— start —
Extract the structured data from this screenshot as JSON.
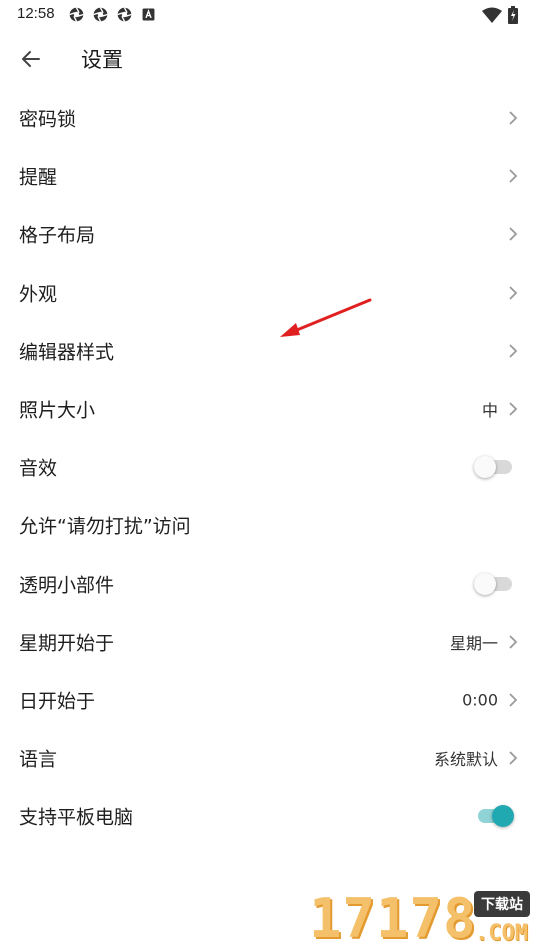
{
  "status_bar": {
    "time": "12:58",
    "icons": [
      "aperture-icon",
      "aperture-icon",
      "aperture-icon",
      "a-box-icon"
    ],
    "right_icons": [
      "wifi-icon",
      "battery-charging-icon"
    ]
  },
  "app_bar": {
    "back_icon": "arrow-left-icon",
    "title": "设置"
  },
  "rows": [
    {
      "label": "密码锁",
      "type": "nav"
    },
    {
      "label": "提醒",
      "type": "nav"
    },
    {
      "label": "格子布局",
      "type": "nav"
    },
    {
      "label": "外观",
      "type": "nav"
    },
    {
      "label": "编辑器样式",
      "type": "nav"
    },
    {
      "label": "照片大小",
      "type": "nav",
      "value": "中"
    },
    {
      "label": "音效",
      "type": "toggle",
      "on": false
    },
    {
      "label": "允许“请勿打扰”访问",
      "type": "plain"
    },
    {
      "label": "透明小部件",
      "type": "toggle",
      "on": false
    },
    {
      "label": "星期开始于",
      "type": "nav",
      "value": "星期一"
    },
    {
      "label": "日开始于",
      "type": "nav",
      "value": "0:00"
    },
    {
      "label": "语言",
      "type": "nav",
      "value": "系统默认"
    },
    {
      "label": "支持平板电脑",
      "type": "toggle",
      "on": true
    }
  ],
  "colors": {
    "accent": "#20a9b0",
    "annotation_arrow": "#e02020"
  },
  "watermark": {
    "digits": "17178",
    "badge": "下载站",
    "domain": ".COM"
  }
}
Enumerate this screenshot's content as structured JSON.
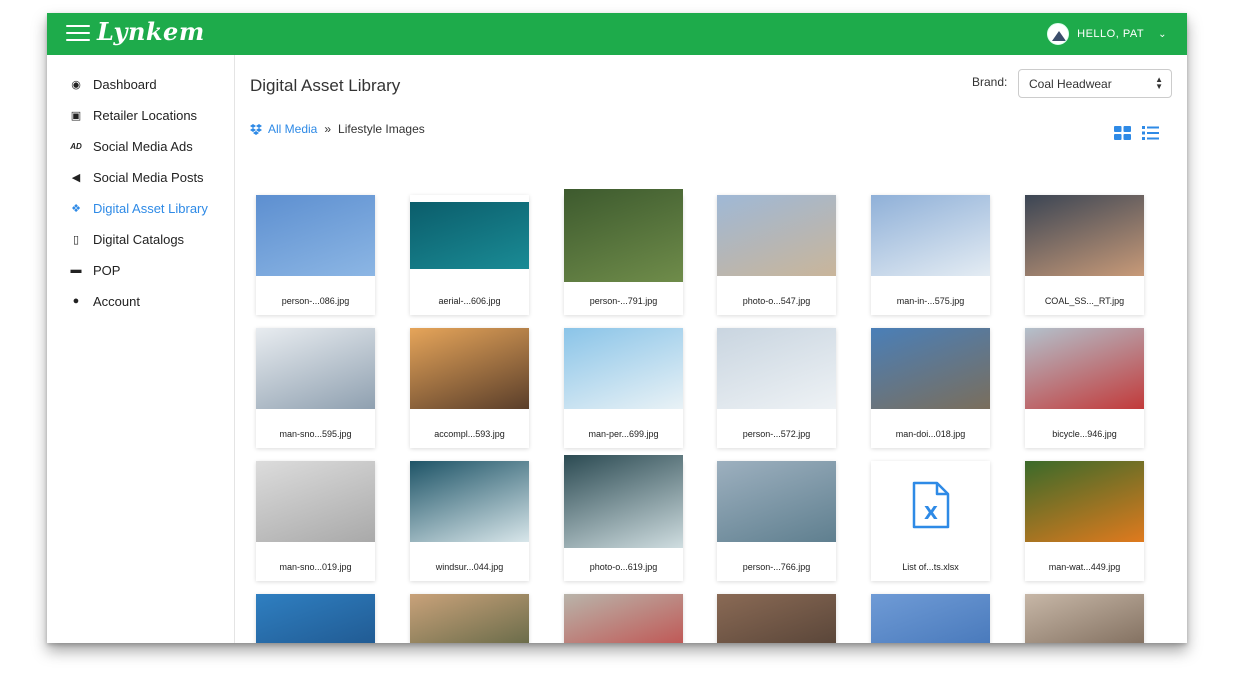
{
  "app": {
    "logo": "Lynkem"
  },
  "header": {
    "greeting": "HELLO, PAT"
  },
  "sidebar": {
    "items": [
      {
        "label": "Dashboard",
        "icon": "dashboard-icon",
        "glyph": "◉"
      },
      {
        "label": "Retailer Locations",
        "icon": "image-icon",
        "glyph": "▣"
      },
      {
        "label": "Social Media Ads",
        "icon": "ads-icon",
        "glyph": "AD"
      },
      {
        "label": "Social Media Posts",
        "icon": "bullhorn-icon",
        "glyph": "◀"
      },
      {
        "label": "Digital Asset Library",
        "icon": "dropbox-icon",
        "glyph": "❖",
        "active": true
      },
      {
        "label": "Digital Catalogs",
        "icon": "pdf-file-icon",
        "glyph": "▯"
      },
      {
        "label": "POP",
        "icon": "cart-icon",
        "glyph": "▬"
      },
      {
        "label": "Account",
        "icon": "user-icon",
        "glyph": "●"
      }
    ]
  },
  "main": {
    "title": "Digital Asset Library",
    "brand_label": "Brand:",
    "brand_value": "Coal Headwear",
    "breadcrumb": {
      "root": "All Media",
      "sep": "»",
      "current": "Lifestyle Images"
    }
  },
  "colors": {
    "header_green": "#1eab4b",
    "accent_blue": "#2e8ae6"
  },
  "assets": [
    {
      "name": "person-...086.jpg",
      "kind": "image",
      "colors": [
        "#5d8fd0",
        "#8cb6e4"
      ]
    },
    {
      "name": "aerial-...606.jpg",
      "kind": "image",
      "colors": [
        "#0b5d6b",
        "#1a8b95"
      ]
    },
    {
      "name": "person-...791.jpg",
      "kind": "image",
      "colors": [
        "#3d5a2e",
        "#6f8c4a"
      ]
    },
    {
      "name": "photo-o...547.jpg",
      "kind": "image",
      "colors": [
        "#9fb8d6",
        "#c9b59a"
      ]
    },
    {
      "name": "man-in-...575.jpg",
      "kind": "image",
      "colors": [
        "#8fb0d8",
        "#e4ecf3"
      ]
    },
    {
      "name": "COAL_SS..._RT.jpg",
      "kind": "image",
      "colors": [
        "#3b4554",
        "#c89a78"
      ]
    },
    {
      "name": "man-sno...595.jpg",
      "kind": "image",
      "colors": [
        "#e8ecf0",
        "#8fa0b0"
      ]
    },
    {
      "name": "accompl...593.jpg",
      "kind": "image",
      "colors": [
        "#e6a55a",
        "#5a3e2a"
      ]
    },
    {
      "name": "man-per...699.jpg",
      "kind": "image",
      "colors": [
        "#8ac4e8",
        "#e9f2f6"
      ]
    },
    {
      "name": "person-...572.jpg",
      "kind": "image",
      "colors": [
        "#c9d5e0",
        "#eef2f5"
      ]
    },
    {
      "name": "man-doi...018.jpg",
      "kind": "image",
      "colors": [
        "#4a7fb8",
        "#7a6e5c"
      ]
    },
    {
      "name": "bicycle...946.jpg",
      "kind": "image",
      "colors": [
        "#b3c1cc",
        "#c23a3a"
      ]
    },
    {
      "name": "man-sno...019.jpg",
      "kind": "image",
      "colors": [
        "#dcdcdc",
        "#a9a9a9"
      ]
    },
    {
      "name": "windsur...044.jpg",
      "kind": "image",
      "colors": [
        "#1e5467",
        "#d8e6ea"
      ]
    },
    {
      "name": "photo-o...619.jpg",
      "kind": "image",
      "colors": [
        "#2b4a52",
        "#cfdde0"
      ]
    },
    {
      "name": "person-...766.jpg",
      "kind": "image",
      "colors": [
        "#9db0bf",
        "#5f7f8f"
      ]
    },
    {
      "name": "List of...ts.xlsx",
      "kind": "file",
      "colors": [
        "#ffffff",
        "#ffffff"
      ]
    },
    {
      "name": "man-wat...449.jpg",
      "kind": "image",
      "colors": [
        "#3a6a2a",
        "#e07a1e"
      ]
    },
    {
      "name": "",
      "kind": "image",
      "colors": [
        "#2f7fc1",
        "#1c4f84"
      ]
    },
    {
      "name": "",
      "kind": "image",
      "colors": [
        "#c9a27a",
        "#4b5a3a"
      ]
    },
    {
      "name": "",
      "kind": "image",
      "colors": [
        "#b9b4aa",
        "#c23a3a"
      ]
    },
    {
      "name": "",
      "kind": "image",
      "colors": [
        "#8a6a55",
        "#4a3a30"
      ]
    },
    {
      "name": "",
      "kind": "image",
      "colors": [
        "#6f9bd6",
        "#3d6fb3"
      ]
    },
    {
      "name": "",
      "kind": "image",
      "colors": [
        "#c7b7a7",
        "#6d5a4a"
      ]
    }
  ]
}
— end —
### The problem
Take the data above and repeat it exactly, leaving each picture out.

### Answer to the problem
Extract the structured data from this screenshot as JSON.
{
  "status_bar": {
    "time": "12:58",
    "icons": [
      "aperture-icon",
      "aperture-icon",
      "aperture-icon",
      "a-box-icon"
    ],
    "right_icons": [
      "wifi-icon",
      "battery-charging-icon"
    ]
  },
  "app_bar": {
    "back_icon": "arrow-left-icon",
    "title": "设置"
  },
  "rows": [
    {
      "label": "密码锁",
      "type": "nav"
    },
    {
      "label": "提醒",
      "type": "nav"
    },
    {
      "label": "格子布局",
      "type": "nav"
    },
    {
      "label": "外观",
      "type": "nav"
    },
    {
      "label": "编辑器样式",
      "type": "nav"
    },
    {
      "label": "照片大小",
      "type": "nav",
      "value": "中"
    },
    {
      "label": "音效",
      "type": "toggle",
      "on": false
    },
    {
      "label": "允许“请勿打扰”访问",
      "type": "plain"
    },
    {
      "label": "透明小部件",
      "type": "toggle",
      "on": false
    },
    {
      "label": "星期开始于",
      "type": "nav",
      "value": "星期一"
    },
    {
      "label": "日开始于",
      "type": "nav",
      "value": "0:00"
    },
    {
      "label": "语言",
      "type": "nav",
      "value": "系统默认"
    },
    {
      "label": "支持平板电脑",
      "type": "toggle",
      "on": true
    }
  ],
  "colors": {
    "accent": "#20a9b0",
    "annotation_arrow": "#e02020"
  },
  "watermark": {
    "digits": "17178",
    "badge": "下载站",
    "domain": ".COM"
  }
}
Enumerate this screenshot's content as structured JSON.
{
  "app": {
    "logo": "Lynkem"
  },
  "header": {
    "greeting": "HELLO, PAT"
  },
  "sidebar": {
    "items": [
      {
        "label": "Dashboard",
        "icon": "dashboard-icon",
        "glyph": "◉"
      },
      {
        "label": "Retailer Locations",
        "icon": "image-icon",
        "glyph": "▣"
      },
      {
        "label": "Social Media Ads",
        "icon": "ads-icon",
        "glyph": "AD"
      },
      {
        "label": "Social Media Posts",
        "icon": "bullhorn-icon",
        "glyph": "◀"
      },
      {
        "label": "Digital Asset Library",
        "icon": "dropbox-icon",
        "glyph": "❖",
        "active": true
      },
      {
        "label": "Digital Catalogs",
        "icon": "pdf-file-icon",
        "glyph": "▯"
      },
      {
        "label": "POP",
        "icon": "cart-icon",
        "glyph": "▬"
      },
      {
        "label": "Account",
        "icon": "user-icon",
        "glyph": "●"
      }
    ]
  },
  "main": {
    "title": "Digital Asset Library",
    "brand_label": "Brand:",
    "brand_value": "Coal Headwear",
    "breadcrumb": {
      "root": "All Media",
      "sep": "»",
      "current": "Lifestyle Images"
    }
  },
  "colors": {
    "header_green": "#1eab4b",
    "accent_blue": "#2e8ae6"
  },
  "assets": [
    {
      "name": "person-...086.jpg",
      "kind": "image",
      "colors": [
        "#5d8fd0",
        "#8cb6e4"
      ]
    },
    {
      "name": "aerial-...606.jpg",
      "kind": "image",
      "colors": [
        "#0b5d6b",
        "#1a8b95"
      ]
    },
    {
      "name": "person-...791.jpg",
      "kind": "image",
      "colors": [
        "#3d5a2e",
        "#6f8c4a"
      ]
    },
    {
      "name": "photo-o...547.jpg",
      "kind": "image",
      "colors": [
        "#9fb8d6",
        "#c9b59a"
      ]
    },
    {
      "name": "man-in-...575.jpg",
      "kind": "image",
      "colors": [
        "#8fb0d8",
        "#e4ecf3"
      ]
    },
    {
      "name": "COAL_SS..._RT.jpg",
      "kind": "image",
      "colors": [
        "#3b4554",
        "#c89a78"
      ]
    },
    {
      "name": "man-sno...595.jpg",
      "kind": "image",
      "colors": [
        "#e8ecf0",
        "#8fa0b0"
      ]
    },
    {
      "name": "accompl...593.jpg",
      "kind": "image",
      "colors": [
        "#e6a55a",
        "#5a3e2a"
      ]
    },
    {
      "name": "man-per...699.jpg",
      "kind": "image",
      "colors": [
        "#8ac4e8",
        "#e9f2f6"
      ]
    },
    {
      "name": "person-...572.jpg",
      "kind": "image",
      "colors": [
        "#c9d5e0",
        "#eef2f5"
      ]
    },
    {
      "name": "man-doi...018.jpg",
      "kind": "image",
      "colors": [
        "#4a7fb8",
        "#7a6e5c"
      ]
    },
    {
      "name": "bicycle...946.jpg",
      "kind": "image",
      "colors": [
        "#b3c1cc",
        "#c23a3a"
      ]
    },
    {
      "name": "man-sno...019.jpg",
      "kind": "image",
      "colors": [
        "#dcdcdc",
        "#a9a9a9"
      ]
    },
    {
      "name": "windsur...044.jpg",
      "kind": "image",
      "colors": [
        "#1e5467",
        "#d8e6ea"
      ]
    },
    {
      "name": "photo-o...619.jpg",
      "kind": "image",
      "colors": [
        "#2b4a52",
        "#cfdde0"
      ]
    },
    {
      "name": "person-...766.jpg",
      "kind": "image",
      "colors": [
        "#9db0bf",
        "#5f7f8f"
      ]
    },
    {
      "name": "List of...ts.xlsx",
      "kind": "file",
      "colors": [
        "#ffffff",
        "#ffffff"
      ]
    },
    {
      "name": "man-wat...449.jpg",
      "kind": "image",
      "colors": [
        "#3a6a2a",
        "#e07a1e"
      ]
    },
    {
      "name": "",
      "kind": "image",
      "colors": [
        "#2f7fc1",
        "#1c4f84"
      ]
    },
    {
      "name": "",
      "kind": "image",
      "colors": [
        "#c9a27a",
        "#4b5a3a"
      ]
    },
    {
      "name": "",
      "kind": "image",
      "colors": [
        "#b9b4aa",
        "#c23a3a"
      ]
    },
    {
      "name": "",
      "kind": "image",
      "colors": [
        "#8a6a55",
        "#4a3a30"
      ]
    },
    {
      "name": "",
      "kind": "image",
      "colors": [
        "#6f9bd6",
        "#3d6fb3"
      ]
    },
    {
      "name": "",
      "kind": "image",
      "colors": [
        "#c7b7a7",
        "#6d5a4a"
      ]
    }
  ]
}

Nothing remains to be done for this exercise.